*Work to do*
State how many lines of the entries hold the string "source", and nothing more.

>> Begin

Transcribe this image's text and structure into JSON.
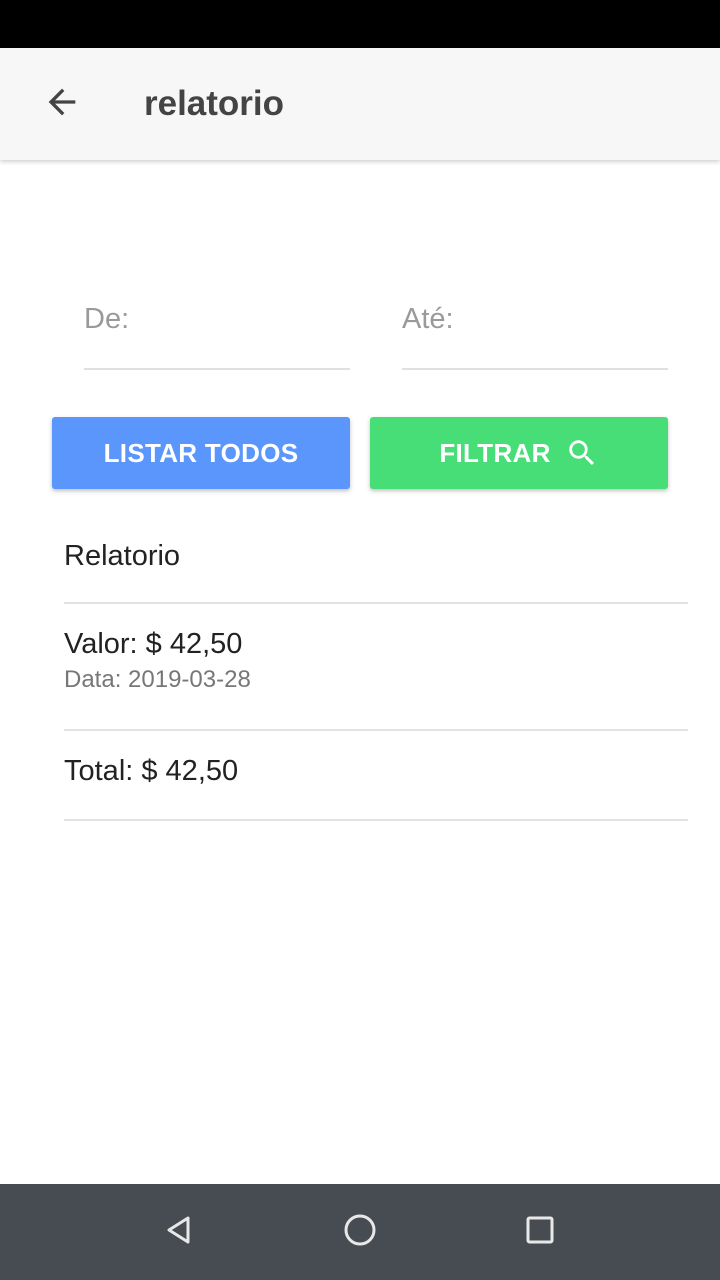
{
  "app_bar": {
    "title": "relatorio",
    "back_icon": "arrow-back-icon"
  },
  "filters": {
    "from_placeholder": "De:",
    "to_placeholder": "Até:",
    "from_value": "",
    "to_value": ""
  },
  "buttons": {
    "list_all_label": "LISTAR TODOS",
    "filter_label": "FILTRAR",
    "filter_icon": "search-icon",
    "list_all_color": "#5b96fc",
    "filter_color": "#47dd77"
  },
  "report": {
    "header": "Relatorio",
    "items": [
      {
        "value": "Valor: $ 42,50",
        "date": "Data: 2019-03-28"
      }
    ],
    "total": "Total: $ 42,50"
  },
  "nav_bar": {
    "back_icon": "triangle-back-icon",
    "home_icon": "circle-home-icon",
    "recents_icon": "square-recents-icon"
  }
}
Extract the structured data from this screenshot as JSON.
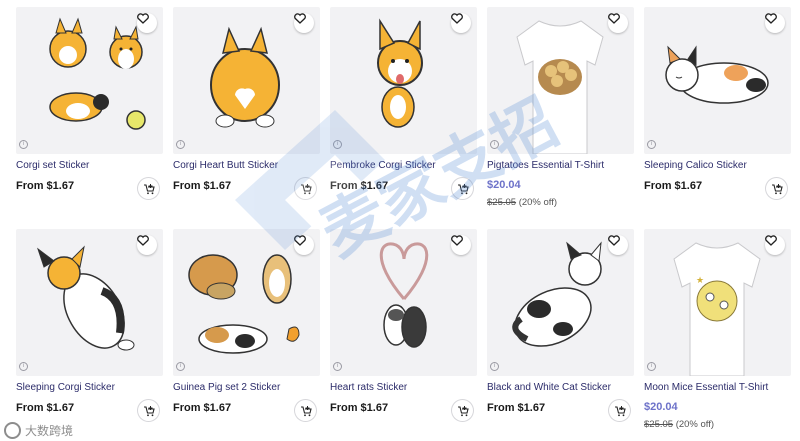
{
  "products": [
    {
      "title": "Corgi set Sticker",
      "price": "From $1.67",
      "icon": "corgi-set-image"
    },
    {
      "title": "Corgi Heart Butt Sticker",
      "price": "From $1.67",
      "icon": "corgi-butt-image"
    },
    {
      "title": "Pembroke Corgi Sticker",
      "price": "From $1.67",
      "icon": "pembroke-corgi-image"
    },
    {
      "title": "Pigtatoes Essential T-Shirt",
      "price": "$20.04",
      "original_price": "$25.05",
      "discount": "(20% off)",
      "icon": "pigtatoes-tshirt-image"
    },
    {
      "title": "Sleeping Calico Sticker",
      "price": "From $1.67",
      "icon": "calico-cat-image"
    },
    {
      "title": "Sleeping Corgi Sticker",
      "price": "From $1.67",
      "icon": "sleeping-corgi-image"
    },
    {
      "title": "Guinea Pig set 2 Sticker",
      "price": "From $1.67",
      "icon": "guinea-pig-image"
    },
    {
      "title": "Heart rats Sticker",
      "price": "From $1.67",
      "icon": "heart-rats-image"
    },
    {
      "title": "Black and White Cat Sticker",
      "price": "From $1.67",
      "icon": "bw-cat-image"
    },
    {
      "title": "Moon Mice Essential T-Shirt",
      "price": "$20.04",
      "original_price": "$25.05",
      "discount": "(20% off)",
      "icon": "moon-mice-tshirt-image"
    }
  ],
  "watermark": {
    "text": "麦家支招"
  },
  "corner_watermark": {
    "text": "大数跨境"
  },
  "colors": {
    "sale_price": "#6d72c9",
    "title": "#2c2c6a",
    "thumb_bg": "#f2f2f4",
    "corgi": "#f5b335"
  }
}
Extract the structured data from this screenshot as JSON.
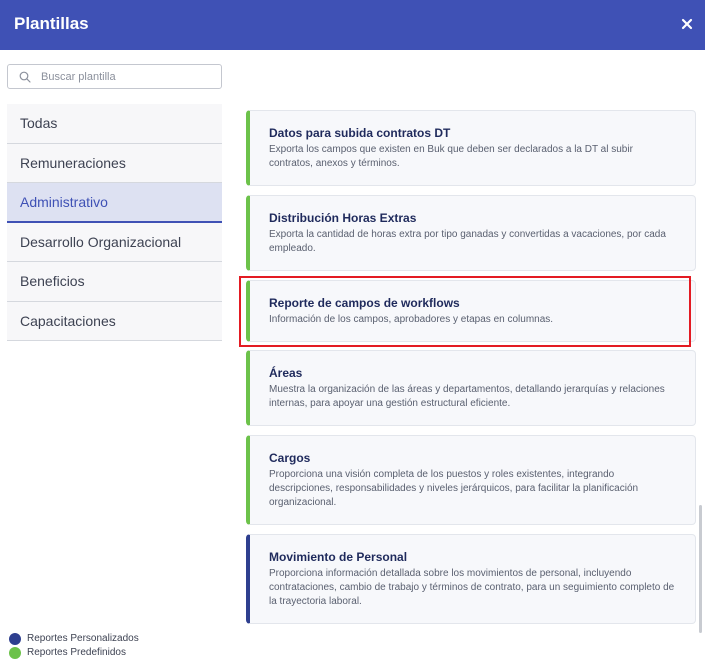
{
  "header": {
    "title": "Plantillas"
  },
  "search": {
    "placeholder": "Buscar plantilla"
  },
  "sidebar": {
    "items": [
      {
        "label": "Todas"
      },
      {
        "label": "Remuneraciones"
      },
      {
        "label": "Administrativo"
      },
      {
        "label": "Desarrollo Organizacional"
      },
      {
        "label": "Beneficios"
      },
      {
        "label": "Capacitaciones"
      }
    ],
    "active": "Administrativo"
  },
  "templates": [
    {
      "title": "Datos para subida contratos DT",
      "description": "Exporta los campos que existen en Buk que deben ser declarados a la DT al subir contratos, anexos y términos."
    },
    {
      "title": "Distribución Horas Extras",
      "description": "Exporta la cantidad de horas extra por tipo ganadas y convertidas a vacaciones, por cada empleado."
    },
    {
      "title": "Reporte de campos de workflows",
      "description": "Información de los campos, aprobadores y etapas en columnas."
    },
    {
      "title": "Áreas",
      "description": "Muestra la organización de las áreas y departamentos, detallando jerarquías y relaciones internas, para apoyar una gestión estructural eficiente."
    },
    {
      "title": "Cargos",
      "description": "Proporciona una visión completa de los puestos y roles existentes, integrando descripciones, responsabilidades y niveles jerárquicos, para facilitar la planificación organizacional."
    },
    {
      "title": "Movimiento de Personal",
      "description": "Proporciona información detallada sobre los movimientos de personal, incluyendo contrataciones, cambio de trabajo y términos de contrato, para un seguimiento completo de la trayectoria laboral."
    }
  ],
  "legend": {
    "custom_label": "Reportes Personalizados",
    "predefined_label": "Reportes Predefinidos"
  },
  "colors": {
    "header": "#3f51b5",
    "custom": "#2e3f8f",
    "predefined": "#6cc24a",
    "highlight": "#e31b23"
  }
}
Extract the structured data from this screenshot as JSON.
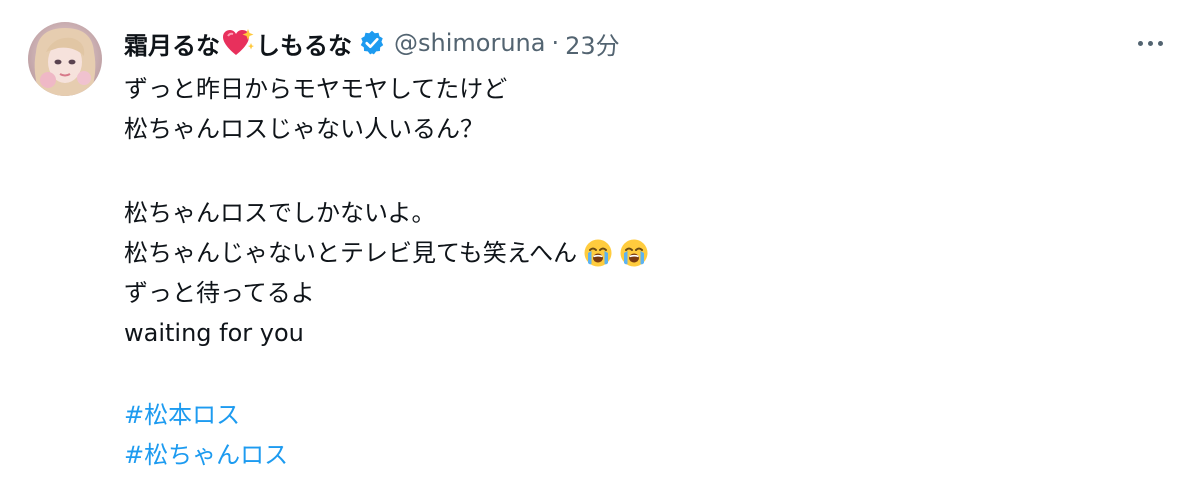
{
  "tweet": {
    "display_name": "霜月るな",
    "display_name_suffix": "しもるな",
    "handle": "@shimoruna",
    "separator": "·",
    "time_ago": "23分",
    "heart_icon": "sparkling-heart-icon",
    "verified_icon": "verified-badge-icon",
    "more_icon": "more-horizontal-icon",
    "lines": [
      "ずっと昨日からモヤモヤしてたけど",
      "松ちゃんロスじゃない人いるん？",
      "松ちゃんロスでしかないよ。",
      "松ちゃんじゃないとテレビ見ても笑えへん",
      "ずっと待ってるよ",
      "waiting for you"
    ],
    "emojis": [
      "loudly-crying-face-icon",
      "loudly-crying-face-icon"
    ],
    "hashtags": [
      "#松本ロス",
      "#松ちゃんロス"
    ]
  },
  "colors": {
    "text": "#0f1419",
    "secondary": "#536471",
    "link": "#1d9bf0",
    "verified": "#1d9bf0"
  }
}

>> End
>> Begin

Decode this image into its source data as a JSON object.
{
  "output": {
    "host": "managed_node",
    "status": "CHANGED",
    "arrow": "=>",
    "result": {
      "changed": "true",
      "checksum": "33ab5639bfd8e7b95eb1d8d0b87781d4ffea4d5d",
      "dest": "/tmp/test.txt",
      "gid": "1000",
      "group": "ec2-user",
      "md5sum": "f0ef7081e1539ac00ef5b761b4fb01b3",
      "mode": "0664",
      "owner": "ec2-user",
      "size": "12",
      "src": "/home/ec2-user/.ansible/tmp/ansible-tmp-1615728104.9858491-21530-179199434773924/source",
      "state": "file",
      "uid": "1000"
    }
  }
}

>> End
>> Begin

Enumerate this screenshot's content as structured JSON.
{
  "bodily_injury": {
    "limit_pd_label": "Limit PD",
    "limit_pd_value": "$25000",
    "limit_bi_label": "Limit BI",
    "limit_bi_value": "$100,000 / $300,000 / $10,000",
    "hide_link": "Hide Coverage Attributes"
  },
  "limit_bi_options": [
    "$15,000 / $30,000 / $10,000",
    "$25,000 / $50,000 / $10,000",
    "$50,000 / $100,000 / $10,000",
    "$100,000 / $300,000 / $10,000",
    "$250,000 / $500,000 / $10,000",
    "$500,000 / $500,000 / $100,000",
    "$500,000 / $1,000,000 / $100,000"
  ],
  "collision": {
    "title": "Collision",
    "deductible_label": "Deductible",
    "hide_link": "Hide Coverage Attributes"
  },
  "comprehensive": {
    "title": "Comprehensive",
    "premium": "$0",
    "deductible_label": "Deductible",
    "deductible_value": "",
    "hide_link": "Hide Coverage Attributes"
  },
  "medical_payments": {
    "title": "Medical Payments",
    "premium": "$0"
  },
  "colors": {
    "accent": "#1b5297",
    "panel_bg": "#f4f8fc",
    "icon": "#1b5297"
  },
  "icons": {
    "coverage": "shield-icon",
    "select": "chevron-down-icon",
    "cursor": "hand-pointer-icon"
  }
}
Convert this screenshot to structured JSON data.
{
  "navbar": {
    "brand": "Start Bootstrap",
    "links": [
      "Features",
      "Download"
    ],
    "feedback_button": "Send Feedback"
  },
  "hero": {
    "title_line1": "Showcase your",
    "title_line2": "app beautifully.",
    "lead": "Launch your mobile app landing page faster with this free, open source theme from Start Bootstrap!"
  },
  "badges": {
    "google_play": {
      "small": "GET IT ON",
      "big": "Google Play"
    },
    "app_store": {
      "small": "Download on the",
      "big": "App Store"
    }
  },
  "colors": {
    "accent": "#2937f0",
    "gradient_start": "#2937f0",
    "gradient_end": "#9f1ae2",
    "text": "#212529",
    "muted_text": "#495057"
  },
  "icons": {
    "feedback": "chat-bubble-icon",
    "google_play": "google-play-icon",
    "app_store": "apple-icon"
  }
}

>> End

*The answer*
3